* **Instruction**: Quote the entries word for word. Omit the pictures.

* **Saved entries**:
= = = = = = =
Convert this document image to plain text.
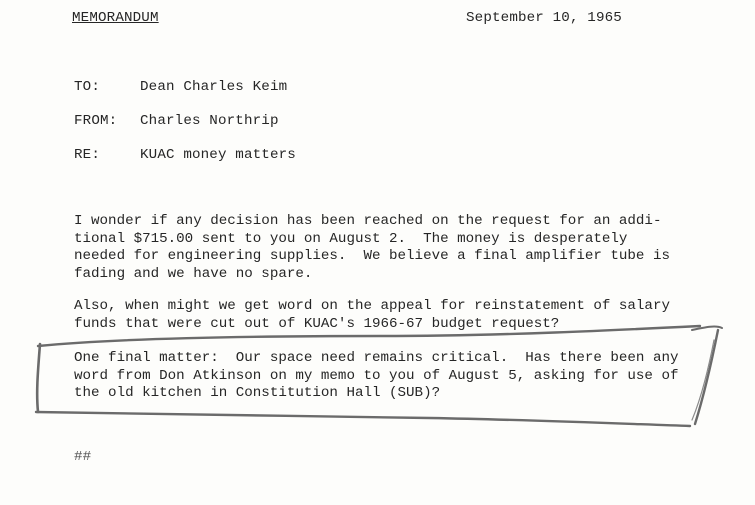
MEMORANDUM	September 10, 1965
TO:	Dean Charles Keim
FROM: Charles Northrip
RE:	KUAC money matters
I wonder if any decision has been reached on the request for an addi-
tional $715.00 sent to you on August 2.  The money is desperately
needed for engineering supplies.  We believe a final amplifier tube is
fading and we have no spare.
Also, when might we get word on the appeal for reinstatement of salary
funds that were cut out of KUAC's 1966-67 budget request?
One final matter:  Our space need remains critical.  Has there been any
word from Don Atkinson on my memo to you of August 5, asking for use of
the old kitchen in Constitution Hall (SUB)?
##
= = = = = = =
* **Output of the exercise**:
Convert this document image to plain text.
MEMORANDUM	September 10, 1965
TO:	Dean Charles Keim
FROM: Charles Northrip
RE:	KUAC money matters
I wonder if any decision has been reached on the request for an addi-
tional $715.00 sent to you on August 2.  The money is desperately
needed for engineering supplies.  We believe a final amplifier tube is
fading and we have no spare.
Also, when might we get word on the appeal for reinstatement of salary
funds that were cut out of KUAC's 1966-67 budget request?
One final matter:  Our space need remains critical.  Has there been any
word from Don Atkinson on my memo to you of August 5, asking for use of
the old kitchen in Constitution Hall (SUB)?
##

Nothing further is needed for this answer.